*Given exercise*. Reproduce each line, exactly, from the one containing "Type out the text in this image." through the end of the material. Exclude pictures.

*Supplied records*.
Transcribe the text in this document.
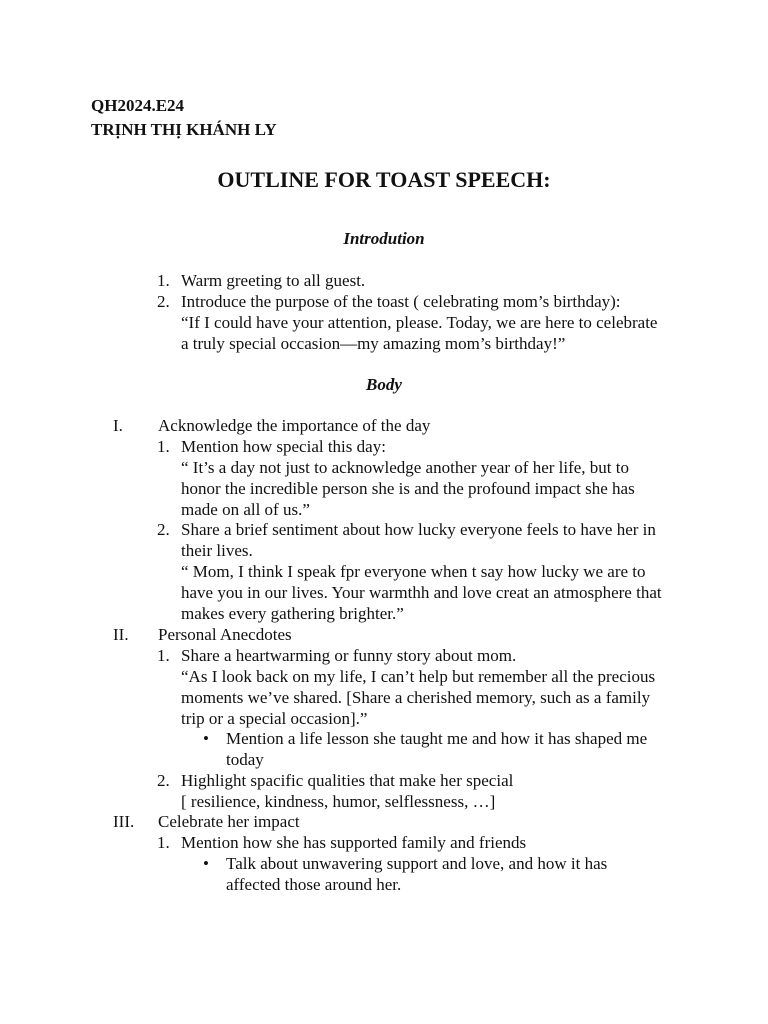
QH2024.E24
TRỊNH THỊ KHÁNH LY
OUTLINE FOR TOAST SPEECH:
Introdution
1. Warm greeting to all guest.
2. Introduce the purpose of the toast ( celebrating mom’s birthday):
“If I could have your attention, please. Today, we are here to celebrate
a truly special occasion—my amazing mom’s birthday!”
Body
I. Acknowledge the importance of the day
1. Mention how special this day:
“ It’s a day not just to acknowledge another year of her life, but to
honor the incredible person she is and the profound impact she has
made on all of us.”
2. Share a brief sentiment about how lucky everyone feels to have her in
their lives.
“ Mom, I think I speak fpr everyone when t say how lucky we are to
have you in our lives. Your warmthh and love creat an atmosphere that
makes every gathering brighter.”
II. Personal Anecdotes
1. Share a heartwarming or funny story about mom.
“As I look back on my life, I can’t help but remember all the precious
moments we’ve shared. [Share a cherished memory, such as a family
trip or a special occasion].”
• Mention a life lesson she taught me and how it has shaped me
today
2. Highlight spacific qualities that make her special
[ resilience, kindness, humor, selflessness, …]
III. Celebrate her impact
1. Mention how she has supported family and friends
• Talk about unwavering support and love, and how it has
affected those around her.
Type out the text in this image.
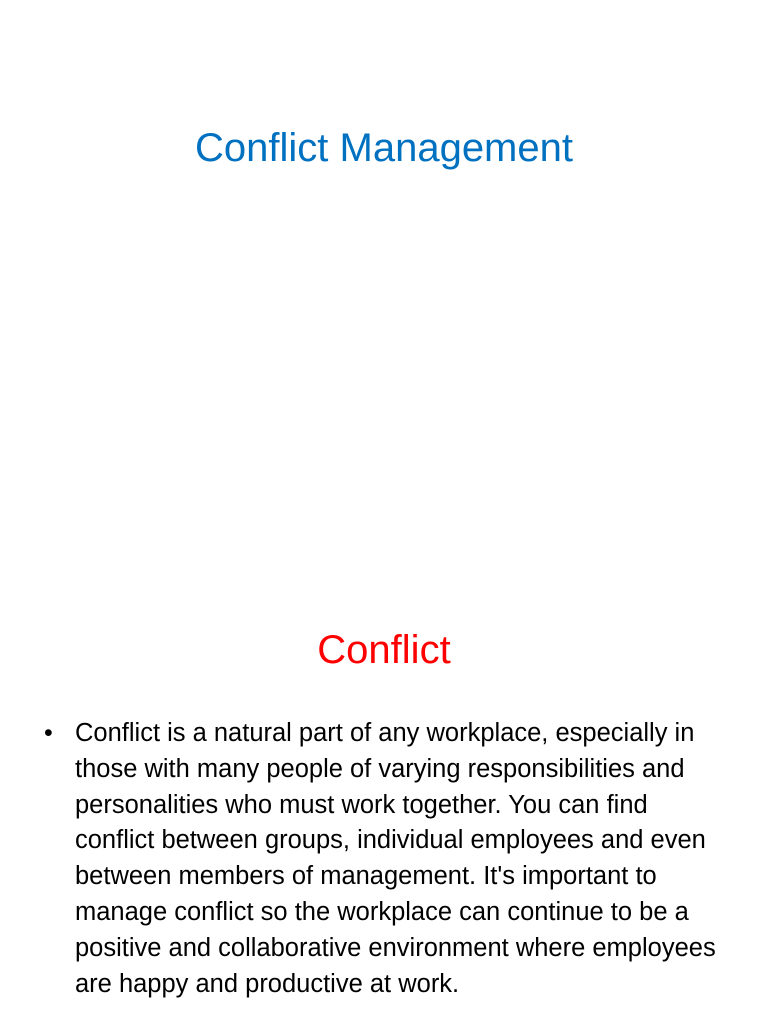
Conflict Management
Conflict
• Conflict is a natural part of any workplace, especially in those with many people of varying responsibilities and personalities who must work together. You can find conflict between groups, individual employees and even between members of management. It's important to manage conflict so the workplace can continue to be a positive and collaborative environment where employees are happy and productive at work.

*Solution for this exercise*.
Type out the text in this image.
Conflict Management
Conflict
• Conflict is a natural part of any workplace, especially in those with many people of varying responsibilities and personalities who must work together. You can find conflict between groups, individual employees and even between members of management. It's important to manage conflict so the workplace can continue to be a positive and collaborative environment where employees are happy and productive at work.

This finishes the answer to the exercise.